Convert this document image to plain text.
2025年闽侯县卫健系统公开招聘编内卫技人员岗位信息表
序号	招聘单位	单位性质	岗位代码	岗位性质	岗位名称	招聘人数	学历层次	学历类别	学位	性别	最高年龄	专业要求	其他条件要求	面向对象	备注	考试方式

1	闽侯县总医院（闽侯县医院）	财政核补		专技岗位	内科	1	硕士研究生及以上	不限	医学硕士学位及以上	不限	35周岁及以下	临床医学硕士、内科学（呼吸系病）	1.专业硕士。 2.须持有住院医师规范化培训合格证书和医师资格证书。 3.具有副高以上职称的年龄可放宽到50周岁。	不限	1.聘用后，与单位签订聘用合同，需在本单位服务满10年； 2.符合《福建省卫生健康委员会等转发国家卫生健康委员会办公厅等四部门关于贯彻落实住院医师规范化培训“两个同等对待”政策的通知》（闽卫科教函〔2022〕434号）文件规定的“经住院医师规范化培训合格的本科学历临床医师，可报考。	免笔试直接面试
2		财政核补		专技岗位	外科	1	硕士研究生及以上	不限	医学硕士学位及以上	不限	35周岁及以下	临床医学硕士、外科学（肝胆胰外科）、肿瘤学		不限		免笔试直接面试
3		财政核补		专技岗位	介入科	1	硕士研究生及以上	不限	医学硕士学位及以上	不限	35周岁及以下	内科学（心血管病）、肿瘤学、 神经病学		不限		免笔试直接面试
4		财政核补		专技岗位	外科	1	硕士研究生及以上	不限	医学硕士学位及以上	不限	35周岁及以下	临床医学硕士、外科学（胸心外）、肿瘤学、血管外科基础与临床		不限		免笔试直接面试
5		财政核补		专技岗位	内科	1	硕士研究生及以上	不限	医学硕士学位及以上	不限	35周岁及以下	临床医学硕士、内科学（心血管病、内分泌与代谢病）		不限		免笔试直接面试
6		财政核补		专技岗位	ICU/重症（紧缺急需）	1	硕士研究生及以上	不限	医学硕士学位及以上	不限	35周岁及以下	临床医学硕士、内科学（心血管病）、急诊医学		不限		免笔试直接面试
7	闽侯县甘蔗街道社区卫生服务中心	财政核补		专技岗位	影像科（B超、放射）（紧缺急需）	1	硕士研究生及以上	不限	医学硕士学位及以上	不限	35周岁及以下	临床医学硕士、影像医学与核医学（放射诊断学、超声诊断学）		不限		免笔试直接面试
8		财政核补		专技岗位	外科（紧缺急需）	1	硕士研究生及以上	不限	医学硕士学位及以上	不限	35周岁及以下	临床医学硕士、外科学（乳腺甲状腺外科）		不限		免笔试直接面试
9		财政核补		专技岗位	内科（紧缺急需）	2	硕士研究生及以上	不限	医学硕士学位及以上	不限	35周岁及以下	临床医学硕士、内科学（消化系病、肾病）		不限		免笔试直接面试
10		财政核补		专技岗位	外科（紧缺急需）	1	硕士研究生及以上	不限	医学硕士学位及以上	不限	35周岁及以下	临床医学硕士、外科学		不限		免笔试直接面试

### [TASK DESCRIPTION]
Write out the entire listing exactly.

### [EXERCISE SOLUTION]
Convert this document image to plain text.
2025年闽侯县卫健系统公开招聘编内卫技人员岗位信息表
序号	招聘单位	单位性质	岗位代码	岗位性质	岗位名称	招聘人数	学历层次	学历类别	学位	性别	最高年龄	专业要求	其他条件要求	面向对象	备注	考试方式

1	闽侯县总医院（闽侯县医院）	财政核补		专技岗位	内科	1	硕士研究生及以上	不限	医学硕士学位及以上	不限	35周岁及以下	临床医学硕士、内科学（呼吸系病）	1.专业硕士。 2.须持有住院医师规范化培训合格证书和医师资格证书。 3.具有副高以上职称的年龄可放宽到50周岁。	不限	1.聘用后，与单位签订聘用合同，需在本单位服务满10年； 2.符合《福建省卫生健康委员会等转发国家卫生健康委员会办公厅等四部门关于贯彻落实住院医师规范化培训“两个同等对待”政策的通知》（闽卫科教函〔2022〕434号）文件规定的“经住院医师规范化培训合格的本科学历临床医师，可报考。	免笔试直接面试
2		财政核补		专技岗位	外科	1	硕士研究生及以上	不限	医学硕士学位及以上	不限	35周岁及以下	临床医学硕士、外科学（肝胆胰外科）、肿瘤学		不限		免笔试直接面试
3		财政核补		专技岗位	介入科	1	硕士研究生及以上	不限	医学硕士学位及以上	不限	35周岁及以下	内科学（心血管病）、肿瘤学、 神经病学		不限		免笔试直接面试
4		财政核补		专技岗位	外科	1	硕士研究生及以上	不限	医学硕士学位及以上	不限	35周岁及以下	临床医学硕士、外科学（胸心外）、肿瘤学、血管外科基础与临床		不限		免笔试直接面试
5		财政核补		专技岗位	内科	1	硕士研究生及以上	不限	医学硕士学位及以上	不限	35周岁及以下	临床医学硕士、内科学（心血管病、内分泌与代谢病）		不限		免笔试直接面试
6		财政核补		专技岗位	ICU/重症（紧缺急需）	1	硕士研究生及以上	不限	医学硕士学位及以上	不限	35周岁及以下	临床医学硕士、内科学（心血管病）、急诊医学		不限		免笔试直接面试
7	闽侯县甘蔗街道社区卫生服务中心	财政核补		专技岗位	影像科（B超、放射）（紧缺急需）	1	硕士研究生及以上	不限	医学硕士学位及以上	不限	35周岁及以下	临床医学硕士、影像医学与核医学（放射诊断学、超声诊断学）		不限		免笔试直接面试
8		财政核补		专技岗位	外科（紧缺急需）	1	硕士研究生及以上	不限	医学硕士学位及以上	不限	35周岁及以下	临床医学硕士、外科学（乳腺甲状腺外科）		不限		免笔试直接面试
9		财政核补		专技岗位	内科（紧缺急需）	2	硕士研究生及以上	不限	医学硕士学位及以上	不限	35周岁及以下	临床医学硕士、内科学（消化系病、肾病）		不限		免笔试直接面试
10		财政核补		专技岗位	外科（紧缺急需）	1	硕士研究生及以上	不限	医学硕士学位及以上	不限	35周岁及以下	临床医学硕士、外科学		不限		免笔试直接面试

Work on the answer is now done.